Records from a data source:
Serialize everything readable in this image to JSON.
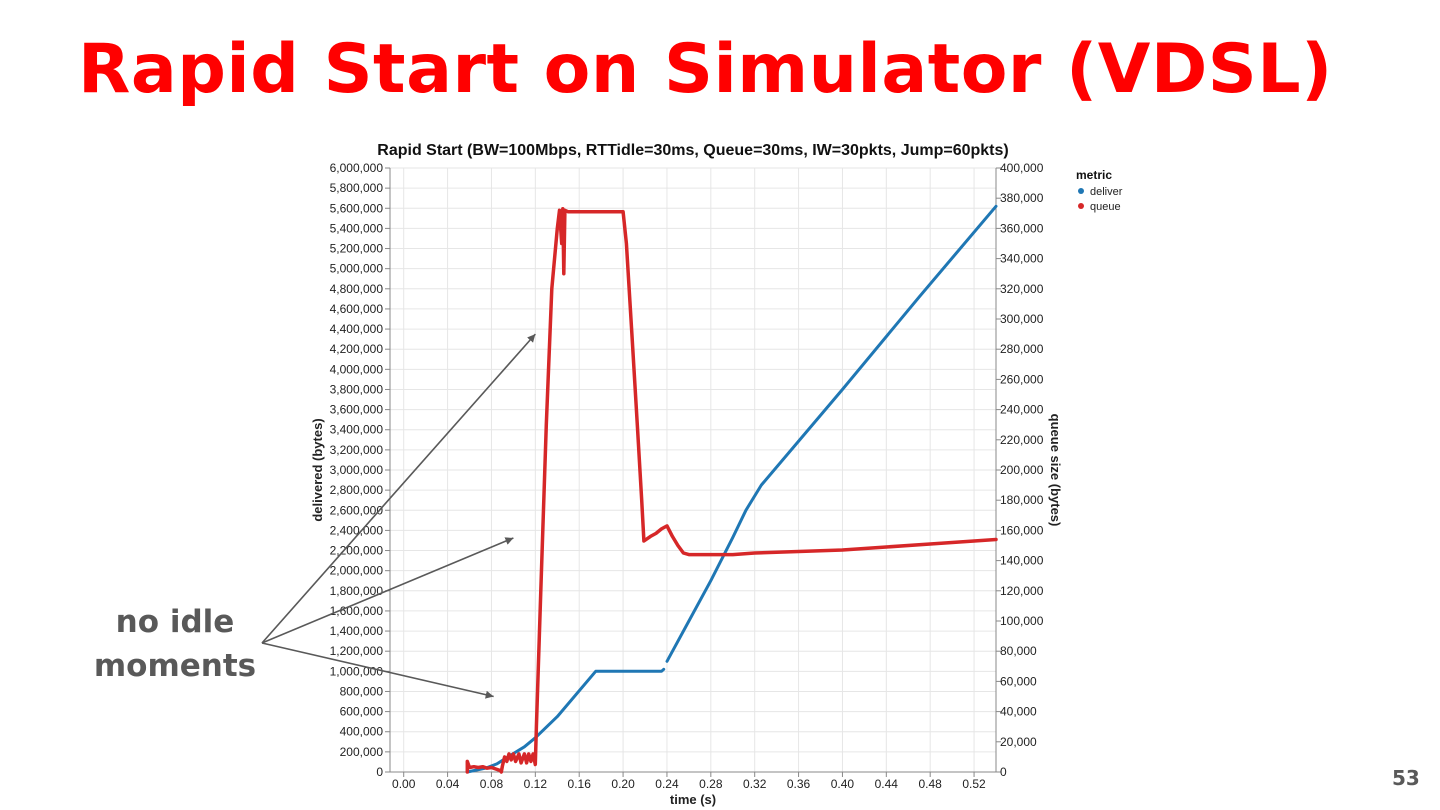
{
  "slide": {
    "title": "Rapid Start on Simulator (VDSL)",
    "annotation_line1": "no idle",
    "annotation_line2": "moments",
    "page_number": "53"
  },
  "chart_data": {
    "type": "line",
    "title": "Rapid Start (BW=100Mbps, RTTidle=30ms, Queue=30ms, IW=30pkts, Jump=60pkts)",
    "xlabel": "time (s)",
    "ylabel_left": "delivered (bytes)",
    "ylabel_right": "queue size (bytes)",
    "xlim": [
      -0.0125,
      0.54
    ],
    "ylim_left": [
      0,
      6000000
    ],
    "ylim_right": [
      0,
      400000
    ],
    "x_ticks": [
      "0.00",
      "0.04",
      "0.08",
      "0.12",
      "0.16",
      "0.20",
      "0.24",
      "0.28",
      "0.32",
      "0.36",
      "0.40",
      "0.44",
      "0.48",
      "0.52"
    ],
    "x_tick_values": [
      0.0,
      0.04,
      0.08,
      0.12,
      0.16,
      0.2,
      0.24,
      0.28,
      0.32,
      0.36,
      0.4,
      0.44,
      0.48,
      0.52
    ],
    "y_ticks_left": [
      "0",
      "200,000",
      "400,000",
      "600,000",
      "800,000",
      "1,000,000",
      "1,200,000",
      "1,400,000",
      "1,600,000",
      "1,800,000",
      "2,000,000",
      "2,200,000",
      "2,400,000",
      "2,600,000",
      "2,800,000",
      "3,000,000",
      "3,200,000",
      "3,400,000",
      "3,600,000",
      "3,800,000",
      "4,000,000",
      "4,200,000",
      "4,400,000",
      "4,600,000",
      "4,800,000",
      "5,000,000",
      "5,200,000",
      "5,400,000",
      "5,600,000",
      "5,800,000",
      "6,000,000"
    ],
    "y_ticks_right": [
      "0",
      "20,000",
      "40,000",
      "60,000",
      "80,000",
      "100,000",
      "120,000",
      "140,000",
      "160,000",
      "180,000",
      "200,000",
      "220,000",
      "240,000",
      "260,000",
      "280,000",
      "300,000",
      "320,000",
      "340,000",
      "360,000",
      "380,000",
      "400,000"
    ],
    "grid": true,
    "legend": {
      "title": "metric",
      "position": "top-right"
    },
    "series": [
      {
        "name": "deliver",
        "axis": "left",
        "color": "#1f77b4",
        "segments": [
          [
            [
              0.058,
              0
            ],
            [
              0.075,
              40000
            ],
            [
              0.085,
              80000
            ],
            [
              0.095,
              150000
            ],
            [
              0.11,
              250000
            ],
            [
              0.12,
              340000
            ],
            [
              0.14,
              550000
            ],
            [
              0.175,
              1000000
            ],
            [
              0.235,
              1000000
            ],
            [
              0.237,
              1020000
            ]
          ],
          [
            [
              0.24,
              1100000
            ],
            [
              0.26,
              1500000
            ],
            [
              0.28,
              1900000
            ],
            [
              0.3,
              2330000
            ],
            [
              0.312,
              2600000
            ],
            [
              0.326,
              2850000
            ],
            [
              0.4,
              3800000
            ],
            [
              0.47,
              4720000
            ],
            [
              0.54,
              5620000
            ]
          ]
        ]
      },
      {
        "name": "queue",
        "axis": "right",
        "color": "#d62728",
        "segments": [
          [
            [
              0.058,
              0
            ],
            [
              0.058,
              7000
            ],
            [
              0.06,
              3000
            ],
            [
              0.064,
              3500
            ],
            [
              0.068,
              3000
            ],
            [
              0.072,
              3500
            ],
            [
              0.076,
              2500
            ],
            [
              0.08,
              3000
            ],
            [
              0.084,
              2000
            ],
            [
              0.088,
              1000
            ],
            [
              0.089,
              0
            ],
            [
              0.09,
              4000
            ],
            [
              0.092,
              10000
            ],
            [
              0.094,
              7000
            ],
            [
              0.096,
              12000
            ],
            [
              0.098,
              8000
            ],
            [
              0.1,
              12000
            ],
            [
              0.102,
              7000
            ],
            [
              0.105,
              12000
            ],
            [
              0.107,
              6000
            ],
            [
              0.11,
              12000
            ],
            [
              0.112,
              6000
            ],
            [
              0.114,
              12000
            ],
            [
              0.116,
              7000
            ],
            [
              0.118,
              12000
            ],
            [
              0.12,
              5000
            ],
            [
              0.121,
              30000
            ],
            [
              0.125,
              120000
            ],
            [
              0.13,
              230000
            ],
            [
              0.135,
              320000
            ],
            [
              0.14,
              360000
            ],
            [
              0.142,
              372000
            ],
            [
              0.144,
              350000
            ],
            [
              0.145,
              373000
            ],
            [
              0.146,
              330000
            ],
            [
              0.147,
              372000
            ],
            [
              0.15,
              371000
            ],
            [
              0.2,
              371000
            ],
            [
              0.203,
              350000
            ],
            [
              0.208,
              290000
            ],
            [
              0.213,
              230000
            ],
            [
              0.217,
              180000
            ],
            [
              0.219,
              153000
            ],
            [
              0.225,
              156000
            ],
            [
              0.23,
              158000
            ],
            [
              0.235,
              161000
            ],
            [
              0.24,
              163000
            ],
            [
              0.245,
              156000
            ],
            [
              0.25,
              150000
            ],
            [
              0.255,
              145000
            ],
            [
              0.26,
              144000
            ],
            [
              0.3,
              144000
            ],
            [
              0.32,
              145000
            ],
            [
              0.36,
              146000
            ],
            [
              0.4,
              147000
            ],
            [
              0.44,
              149000
            ],
            [
              0.48,
              151000
            ],
            [
              0.52,
              153000
            ],
            [
              0.54,
              154000
            ]
          ]
        ]
      }
    ],
    "annotation": {
      "text": "no idle moments",
      "arrow_targets": [
        [
          0.082,
          50000
        ],
        [
          0.1,
          155000
        ],
        [
          0.12,
          290000
        ]
      ]
    }
  }
}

▸ **WRITTEN REQUEST**: Check each line of the records above for the string "Start", and report every line that has it.

▸ **ANSWER**:
    "title": "Rapid Start on Simulator (VDSL)",
    "title": "Rapid Start (BW=100Mbps, RTTidle=30ms, Queue=30ms, IW=30pkts, Jump=60pkts)",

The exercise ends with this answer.